[Set exercise] Give only the number of lines in the records that include the string "JSON".

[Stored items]
+-------+
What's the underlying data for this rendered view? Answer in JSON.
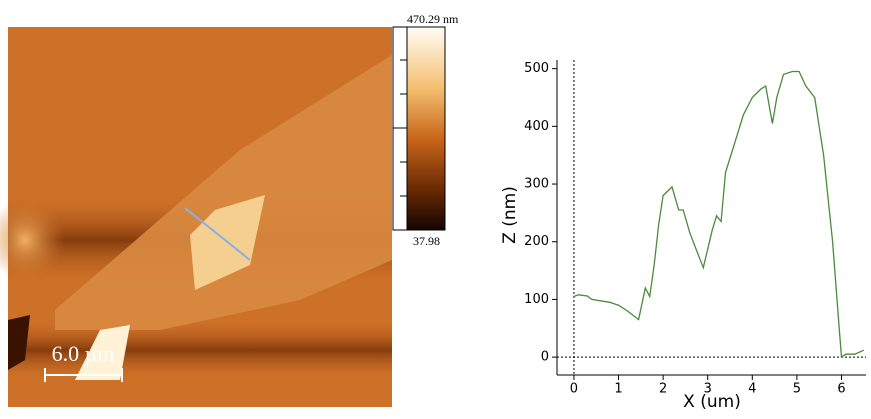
{
  "image": {
    "colorbar": {
      "max_label": "470.29 nm",
      "min_label": "37.98"
    },
    "scale_bar": "6.0 µm"
  },
  "chart_data": {
    "type": "line",
    "x_label": "X (um)",
    "y_label": "Z (nm)",
    "x": [
      0,
      0.1,
      0.3,
      0.4,
      0.8,
      1.0,
      1.2,
      1.4,
      1.45,
      1.6,
      1.7,
      1.8,
      1.9,
      2.0,
      2.2,
      2.35,
      2.45,
      2.6,
      2.8,
      2.9,
      3.1,
      3.2,
      3.3,
      3.4,
      3.6,
      3.8,
      4.0,
      4.2,
      4.3,
      4.45,
      4.55,
      4.7,
      4.9,
      5.05,
      5.2,
      5.4,
      5.6,
      5.8,
      5.95,
      6.0,
      6.1,
      6.3,
      6.5
    ],
    "series": [
      {
        "color": "#4a8a3a",
        "values": [
          105,
          108,
          106,
          100,
          95,
          90,
          80,
          68,
          65,
          120,
          105,
          160,
          230,
          280,
          295,
          255,
          255,
          215,
          175,
          155,
          220,
          245,
          235,
          320,
          370,
          420,
          450,
          465,
          470,
          405,
          450,
          490,
          495,
          495,
          470,
          450,
          350,
          200,
          50,
          0,
          5,
          5,
          12
        ]
      }
    ],
    "xlim": [
      -0.38,
      6.55
    ],
    "ylim": [
      -31,
      515
    ],
    "xticks": [
      0,
      1,
      2,
      3,
      4,
      5,
      6
    ],
    "yticks": [
      0,
      100,
      200,
      300,
      400,
      500
    ]
  }
}
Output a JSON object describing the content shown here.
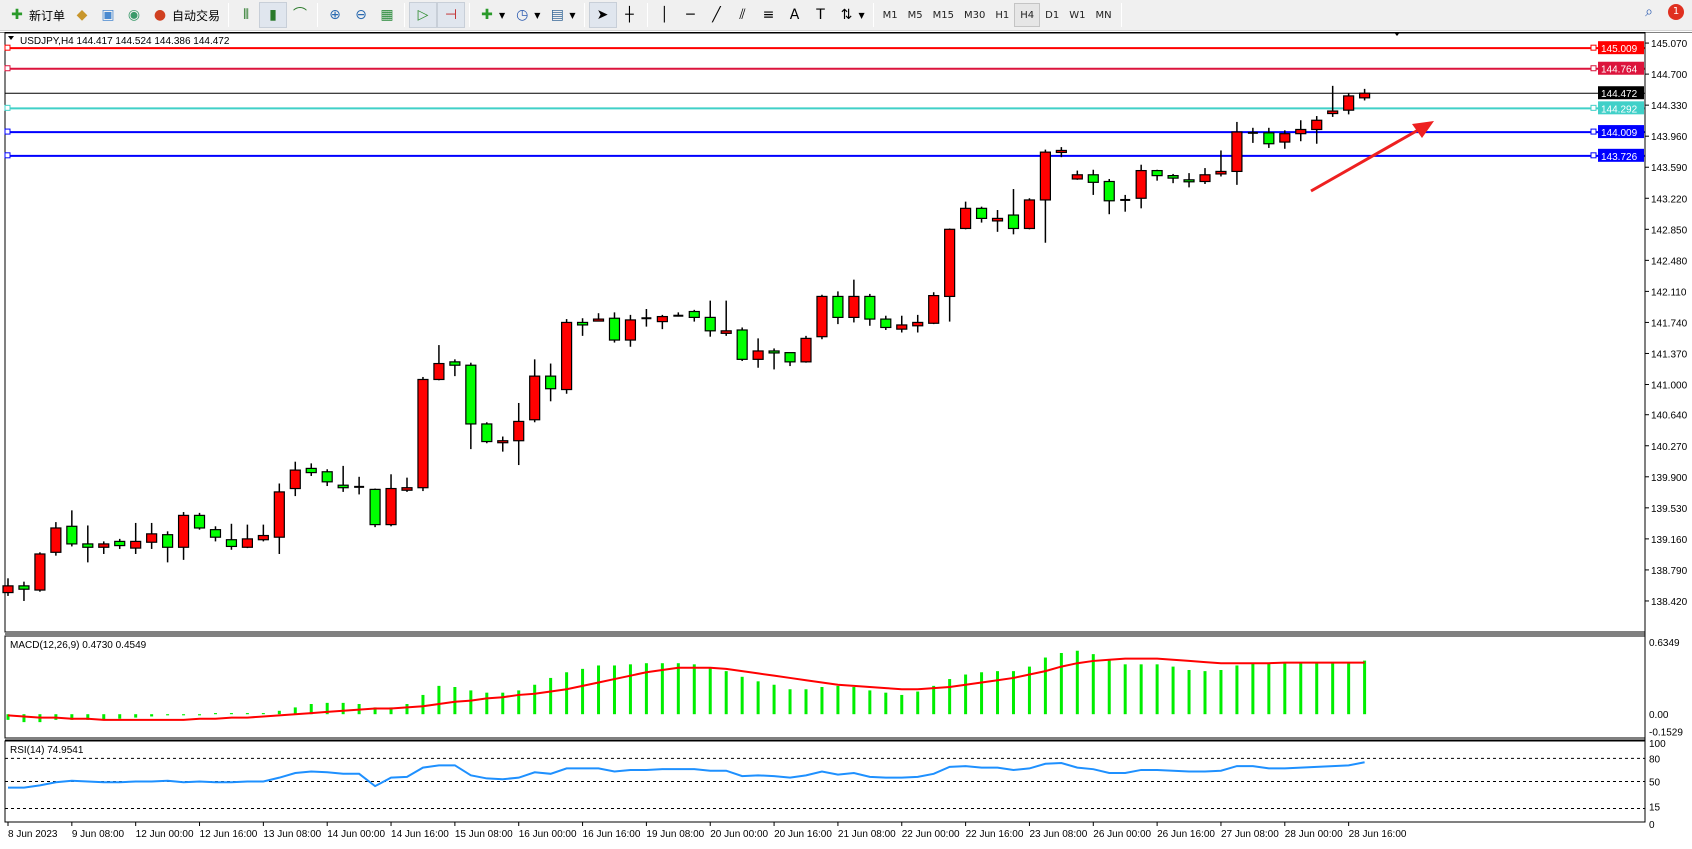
{
  "toolbar": {
    "new_order": "新订单",
    "auto_trading": "自动交易",
    "timeframes": [
      "M1",
      "M5",
      "M15",
      "M30",
      "H1",
      "H4",
      "D1",
      "W1",
      "MN"
    ],
    "active_timeframe": "H4",
    "notification_count": "1"
  },
  "chart": {
    "symbol_label": "USDJPY,H4  144.417 144.524 144.386 144.472",
    "colors": {
      "bull": "#ff0000",
      "bear": "#00ff00",
      "macd_hist": "#00ee00",
      "signal": "#ff0000",
      "rsi": "#1e90ff"
    },
    "price_labels": [
      "145.070",
      "144.700",
      "144.330",
      "143.960",
      "143.590",
      "143.220",
      "142.850",
      "142.480",
      "142.110",
      "141.740",
      "141.370",
      "141.000",
      "140.640",
      "140.270",
      "139.900",
      "139.530",
      "139.160",
      "138.790",
      "138.420"
    ],
    "levels": [
      {
        "value": "145.009",
        "color": "#ff0000"
      },
      {
        "value": "144.764",
        "color": "#dc143c"
      },
      {
        "value": "144.472",
        "color": "#000000"
      },
      {
        "value": "144.292",
        "color": "#40d0c8"
      },
      {
        "value": "144.009",
        "color": "#0000ff"
      },
      {
        "value": "143.726",
        "color": "#0000ff"
      }
    ],
    "time_labels": [
      "8 Jun 2023",
      "9 Jun 08:00",
      "12 Jun 00:00",
      "12 Jun 16:00",
      "13 Jun 08:00",
      "14 Jun 00:00",
      "14 Jun 16:00",
      "15 Jun 08:00",
      "16 Jun 00:00",
      "16 Jun 16:00",
      "19 Jun 08:00",
      "20 Jun 00:00",
      "20 Jun 16:00",
      "21 Jun 08:00",
      "22 Jun 00:00",
      "22 Jun 16:00",
      "23 Jun 08:00",
      "26 Jun 00:00",
      "26 Jun 16:00",
      "27 Jun 08:00",
      "28 Jun 00:00",
      "28 Jun 16:00"
    ],
    "annotation": "red-arrow-up-right"
  },
  "chart_data": [
    {
      "type": "candlestick",
      "ylim": [
        138.05,
        145.19
      ],
      "ohlc": [
        [
          138.52,
          138.69,
          138.48,
          138.6
        ],
        [
          138.6,
          138.65,
          138.42,
          138.56
        ],
        [
          138.55,
          139.0,
          138.53,
          138.98
        ],
        [
          139.0,
          139.36,
          138.96,
          139.29
        ],
        [
          139.31,
          139.5,
          139.07,
          139.1
        ],
        [
          139.1,
          139.32,
          138.88,
          139.06
        ],
        [
          139.06,
          139.13,
          138.98,
          139.1
        ],
        [
          139.13,
          139.16,
          139.04,
          139.08
        ],
        [
          139.05,
          139.35,
          138.98,
          139.13
        ],
        [
          139.12,
          139.35,
          139.04,
          139.22
        ],
        [
          139.21,
          139.25,
          138.88,
          139.06
        ],
        [
          139.06,
          139.48,
          138.91,
          139.44
        ],
        [
          139.44,
          139.47,
          139.27,
          139.29
        ],
        [
          139.27,
          139.31,
          139.13,
          139.18
        ],
        [
          139.15,
          139.34,
          139.03,
          139.07
        ],
        [
          139.06,
          139.33,
          139.05,
          139.16
        ],
        [
          139.15,
          139.33,
          139.13,
          139.2
        ],
        [
          139.18,
          139.82,
          138.98,
          139.72
        ],
        [
          139.76,
          140.08,
          139.67,
          139.98
        ],
        [
          140.0,
          140.06,
          139.91,
          139.95
        ],
        [
          139.96,
          139.99,
          139.79,
          139.84
        ],
        [
          139.8,
          140.03,
          139.72,
          139.77
        ],
        [
          139.78,
          139.9,
          139.69,
          139.78
        ],
        [
          139.75,
          139.76,
          139.3,
          139.33
        ],
        [
          139.33,
          139.93,
          139.31,
          139.76
        ],
        [
          139.74,
          139.89,
          139.72,
          139.77
        ],
        [
          139.77,
          141.09,
          139.73,
          141.06
        ],
        [
          141.06,
          141.47,
          141.05,
          141.25
        ],
        [
          141.27,
          141.3,
          141.1,
          141.23
        ],
        [
          141.23,
          141.26,
          140.23,
          140.53
        ],
        [
          140.53,
          140.55,
          140.3,
          140.32
        ],
        [
          140.32,
          140.38,
          140.2,
          140.33
        ],
        [
          140.33,
          140.78,
          140.04,
          140.56
        ],
        [
          140.58,
          141.3,
          140.55,
          141.1
        ],
        [
          141.1,
          141.25,
          140.8,
          140.95
        ],
        [
          140.94,
          141.78,
          140.89,
          141.74
        ],
        [
          141.74,
          141.79,
          141.58,
          141.71
        ],
        [
          141.77,
          141.85,
          141.77,
          141.78
        ],
        [
          141.79,
          141.86,
          141.5,
          141.53
        ],
        [
          141.53,
          141.83,
          141.45,
          141.77
        ],
        [
          141.79,
          141.9,
          141.69,
          141.79
        ],
        [
          141.75,
          141.83,
          141.66,
          141.81
        ],
        [
          141.82,
          141.86,
          141.81,
          141.82
        ],
        [
          141.87,
          141.89,
          141.75,
          141.8
        ],
        [
          141.8,
          142.0,
          141.57,
          141.64
        ],
        [
          141.61,
          142.0,
          141.58,
          141.64
        ],
        [
          141.65,
          141.68,
          141.28,
          141.3
        ],
        [
          141.3,
          141.55,
          141.2,
          141.4
        ],
        [
          141.4,
          141.43,
          141.18,
          141.38
        ],
        [
          141.38,
          141.38,
          141.22,
          141.27
        ],
        [
          141.27,
          141.58,
          141.26,
          141.55
        ],
        [
          141.57,
          142.07,
          141.54,
          142.05
        ],
        [
          142.05,
          142.11,
          141.72,
          141.8
        ],
        [
          141.8,
          142.25,
          141.74,
          142.05
        ],
        [
          142.05,
          142.08,
          141.7,
          141.78
        ],
        [
          141.78,
          141.82,
          141.65,
          141.68
        ],
        [
          141.66,
          141.82,
          141.62,
          141.71
        ],
        [
          141.7,
          141.83,
          141.62,
          141.74
        ],
        [
          141.73,
          142.1,
          141.72,
          142.06
        ],
        [
          142.05,
          142.86,
          141.75,
          142.85
        ],
        [
          142.86,
          143.18,
          142.85,
          143.1
        ],
        [
          143.1,
          143.12,
          142.93,
          142.98
        ],
        [
          142.95,
          143.08,
          142.82,
          142.98
        ],
        [
          143.02,
          143.33,
          142.79,
          142.86
        ],
        [
          142.86,
          143.22,
          142.85,
          143.2
        ],
        [
          143.2,
          143.8,
          142.69,
          143.77
        ],
        [
          143.77,
          143.83,
          143.71,
          143.79
        ],
        [
          143.45,
          143.55,
          143.44,
          143.5
        ],
        [
          143.5,
          143.56,
          143.26,
          143.41
        ],
        [
          143.42,
          143.45,
          143.03,
          143.19
        ],
        [
          143.2,
          143.26,
          143.06,
          143.2
        ],
        [
          143.22,
          143.62,
          143.1,
          143.55
        ],
        [
          143.55,
          143.56,
          143.43,
          143.49
        ],
        [
          143.49,
          143.51,
          143.4,
          143.46
        ],
        [
          143.44,
          143.52,
          143.35,
          143.42
        ],
        [
          143.42,
          143.58,
          143.39,
          143.5
        ],
        [
          143.51,
          143.79,
          143.48,
          143.54
        ],
        [
          143.54,
          144.13,
          143.38,
          144.01
        ],
        [
          144.0,
          144.06,
          143.88,
          144.0
        ],
        [
          144.0,
          144.06,
          143.82,
          143.87
        ],
        [
          143.89,
          144.03,
          143.81,
          143.99
        ],
        [
          143.99,
          144.15,
          143.9,
          144.04
        ],
        [
          144.04,
          144.2,
          143.87,
          144.15
        ],
        [
          144.23,
          144.56,
          144.19,
          144.26
        ],
        [
          144.27,
          144.47,
          144.22,
          144.44
        ],
        [
          144.417,
          144.524,
          144.386,
          144.472
        ]
      ]
    },
    {
      "type": "bar+line",
      "title": "MACD(12,26,9) 0.4730 0.4549",
      "ylim": [
        -0.21,
        0.69
      ],
      "tick_labels": [
        "0.6349",
        "0.00",
        "-0.1529"
      ],
      "histogram": [
        -0.05,
        -0.07,
        -0.07,
        -0.05,
        -0.05,
        -0.05,
        -0.05,
        -0.04,
        -0.03,
        -0.02,
        -0.01,
        -0.01,
        -0.01,
        0.01,
        0.01,
        0.01,
        0.01,
        0.03,
        0.06,
        0.09,
        0.1,
        0.1,
        0.09,
        0.06,
        0.06,
        0.09,
        0.17,
        0.25,
        0.24,
        0.21,
        0.19,
        0.19,
        0.21,
        0.26,
        0.32,
        0.37,
        0.4,
        0.43,
        0.43,
        0.44,
        0.45,
        0.45,
        0.45,
        0.44,
        0.41,
        0.38,
        0.33,
        0.29,
        0.26,
        0.22,
        0.22,
        0.24,
        0.25,
        0.24,
        0.21,
        0.19,
        0.17,
        0.2,
        0.25,
        0.31,
        0.35,
        0.37,
        0.38,
        0.38,
        0.42,
        0.5,
        0.54,
        0.56,
        0.53,
        0.48,
        0.44,
        0.44,
        0.44,
        0.42,
        0.39,
        0.38,
        0.39,
        0.43,
        0.45,
        0.45,
        0.45,
        0.45,
        0.46,
        0.46,
        0.46,
        0.473
      ],
      "signal": [
        -0.01,
        -0.02,
        -0.03,
        -0.03,
        -0.04,
        -0.04,
        -0.05,
        -0.05,
        -0.05,
        -0.05,
        -0.05,
        -0.05,
        -0.04,
        -0.04,
        -0.03,
        -0.03,
        -0.02,
        -0.01,
        0.0,
        0.01,
        0.02,
        0.03,
        0.04,
        0.05,
        0.05,
        0.06,
        0.07,
        0.09,
        0.11,
        0.12,
        0.14,
        0.15,
        0.17,
        0.18,
        0.2,
        0.22,
        0.25,
        0.28,
        0.31,
        0.34,
        0.37,
        0.39,
        0.41,
        0.41,
        0.41,
        0.4,
        0.38,
        0.36,
        0.34,
        0.32,
        0.3,
        0.28,
        0.26,
        0.25,
        0.24,
        0.23,
        0.22,
        0.22,
        0.23,
        0.24,
        0.26,
        0.28,
        0.3,
        0.32,
        0.35,
        0.38,
        0.42,
        0.45,
        0.47,
        0.48,
        0.49,
        0.49,
        0.49,
        0.48,
        0.47,
        0.46,
        0.45,
        0.45,
        0.45,
        0.45,
        0.455,
        0.455,
        0.455,
        0.455,
        0.455,
        0.4549
      ]
    },
    {
      "type": "line",
      "title": "RSI(14) 74.9541",
      "ylim": [
        0,
        100
      ],
      "levels": [
        80,
        50,
        15
      ],
      "tick_labels": [
        "100",
        "80",
        "50",
        "15",
        "0"
      ],
      "values": [
        42,
        42,
        45,
        49,
        51,
        50,
        49,
        49,
        50,
        50,
        51,
        49,
        50,
        49,
        49,
        50,
        50,
        55,
        61,
        63,
        62,
        60,
        60,
        44,
        55,
        56,
        68,
        71,
        71,
        58,
        54,
        53,
        55,
        62,
        60,
        67,
        67,
        67,
        63,
        65,
        65,
        66,
        66,
        66,
        64,
        64,
        57,
        58,
        57,
        55,
        58,
        63,
        59,
        61,
        56,
        55,
        55,
        56,
        60,
        69,
        70,
        68,
        68,
        65,
        67,
        73,
        74,
        68,
        66,
        61,
        61,
        65,
        65,
        64,
        63,
        63,
        64,
        70,
        70,
        67,
        67,
        68,
        69,
        70,
        71,
        74.95
      ]
    }
  ]
}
+-------+
[Answer in full] 2